[start of Record extracts]
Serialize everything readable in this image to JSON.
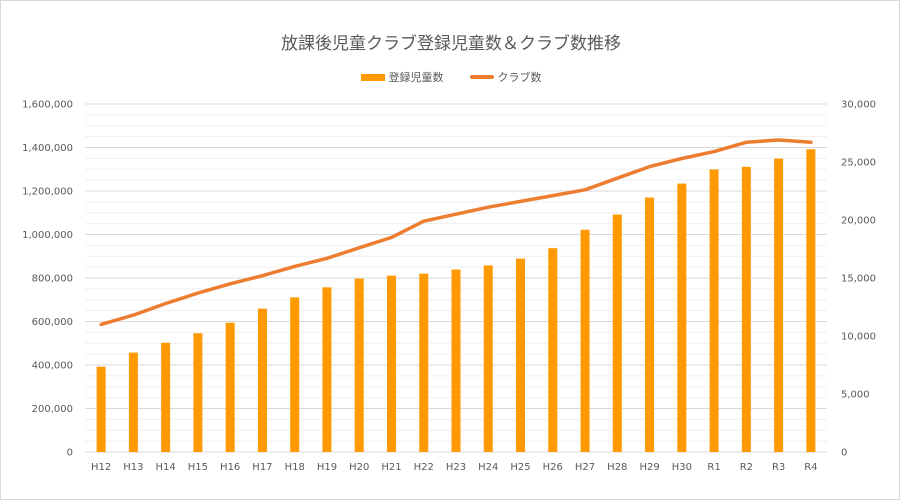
{
  "chart_data": {
    "type": "bar",
    "title": "放課後児童クラブ登録児童数＆クラブ数推移",
    "categories": [
      "H12",
      "H13",
      "H14",
      "H15",
      "H16",
      "H17",
      "H18",
      "H19",
      "H20",
      "H21",
      "H22",
      "H23",
      "H24",
      "H25",
      "H26",
      "H27",
      "H28",
      "H29",
      "H30",
      "R1",
      "R2",
      "R3",
      "R4"
    ],
    "series": [
      {
        "name": "登録児童数",
        "type": "bar",
        "axis": "left",
        "color": "#FF9900",
        "values": [
          392000,
          457000,
          502000,
          546000,
          594000,
          659000,
          711000,
          757000,
          797000,
          811000,
          820000,
          839000,
          858000,
          889000,
          937000,
          1022000,
          1092000,
          1170000,
          1234000,
          1299000,
          1311000,
          1349000,
          1392000
        ]
      },
      {
        "name": "クラブ数",
        "type": "line",
        "axis": "right",
        "color": "#ED7D31",
        "values": [
          11000,
          11800,
          12800,
          13700,
          14500,
          15200,
          16000,
          16700,
          17600,
          18500,
          19900,
          20500,
          21100,
          21600,
          22100,
          22600,
          23600,
          24600,
          25300,
          25900,
          26700,
          26900,
          26700
        ]
      }
    ],
    "y_left": {
      "min": 0,
      "max": 1600000,
      "step": 200000,
      "tick_labels": [
        "0",
        "200,000",
        "400,000",
        "600,000",
        "800,000",
        "1,000,000",
        "1,200,000",
        "1,400,000",
        "1,600,000"
      ]
    },
    "y_right": {
      "min": 0,
      "max": 30000,
      "step": 5000,
      "tick_labels": [
        "0",
        "5,000",
        "10,000",
        "15,000",
        "20,000",
        "25,000",
        "30,000"
      ]
    },
    "grid": true,
    "legend_position": "top"
  }
}
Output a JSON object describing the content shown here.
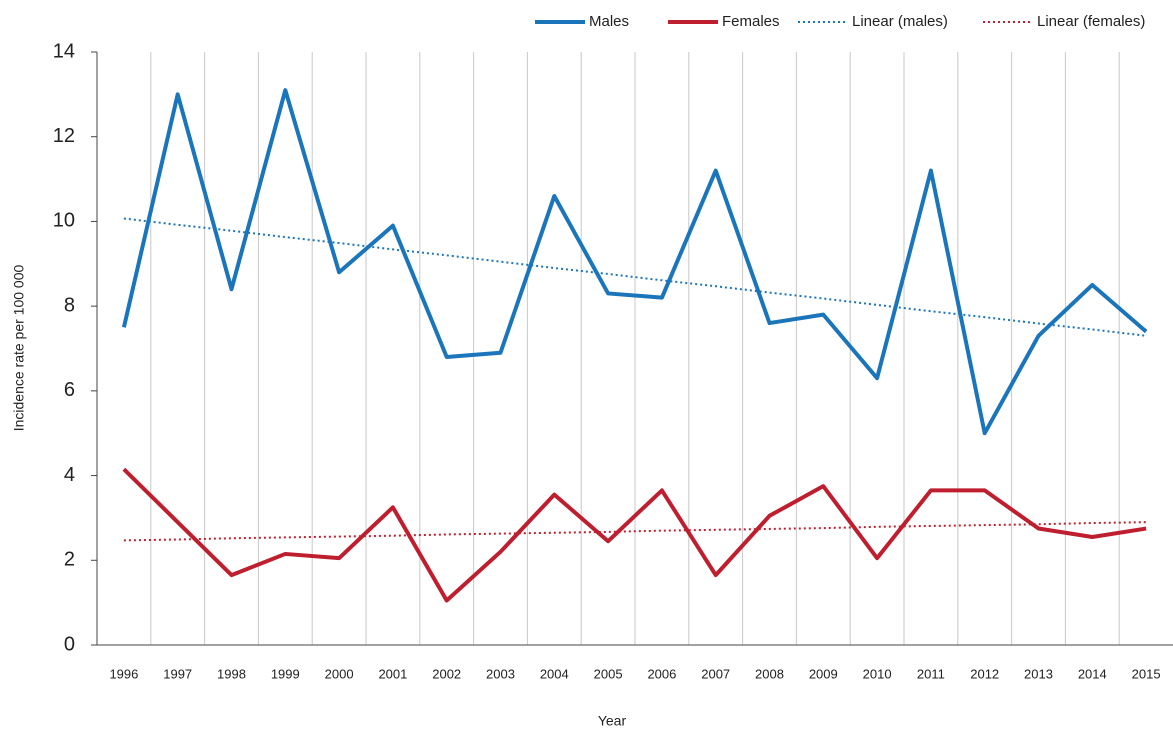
[end of Record extracts]
## Task prompt
Quote every line of the records above exactly; no picture is to be copied.

## Result of the exercise
Serialize everything readable in this image to JSON.
{
  "chart_data": {
    "type": "bar",
    "title": "放課後児童クラブ登録児童数＆クラブ数推移",
    "categories": [
      "H12",
      "H13",
      "H14",
      "H15",
      "H16",
      "H17",
      "H18",
      "H19",
      "H20",
      "H21",
      "H22",
      "H23",
      "H24",
      "H25",
      "H26",
      "H27",
      "H28",
      "H29",
      "H30",
      "R1",
      "R2",
      "R3",
      "R4"
    ],
    "series": [
      {
        "name": "登録児童数",
        "type": "bar",
        "axis": "left",
        "color": "#FF9900",
        "values": [
          392000,
          457000,
          502000,
          546000,
          594000,
          659000,
          711000,
          757000,
          797000,
          811000,
          820000,
          839000,
          858000,
          889000,
          937000,
          1022000,
          1092000,
          1170000,
          1234000,
          1299000,
          1311000,
          1349000,
          1392000
        ]
      },
      {
        "name": "クラブ数",
        "type": "line",
        "axis": "right",
        "color": "#ED7D31",
        "values": [
          11000,
          11800,
          12800,
          13700,
          14500,
          15200,
          16000,
          16700,
          17600,
          18500,
          19900,
          20500,
          21100,
          21600,
          22100,
          22600,
          23600,
          24600,
          25300,
          25900,
          26700,
          26900,
          26700
        ]
      }
    ],
    "y_left": {
      "min": 0,
      "max": 1600000,
      "step": 200000,
      "tick_labels": [
        "0",
        "200,000",
        "400,000",
        "600,000",
        "800,000",
        "1,000,000",
        "1,200,000",
        "1,400,000",
        "1,600,000"
      ]
    },
    "y_right": {
      "min": 0,
      "max": 30000,
      "step": 5000,
      "tick_labels": [
        "0",
        "5,000",
        "10,000",
        "15,000",
        "20,000",
        "25,000",
        "30,000"
      ]
    },
    "grid": true,
    "legend_position": "top"
  }
}
Output a JSON object describing the content shown here.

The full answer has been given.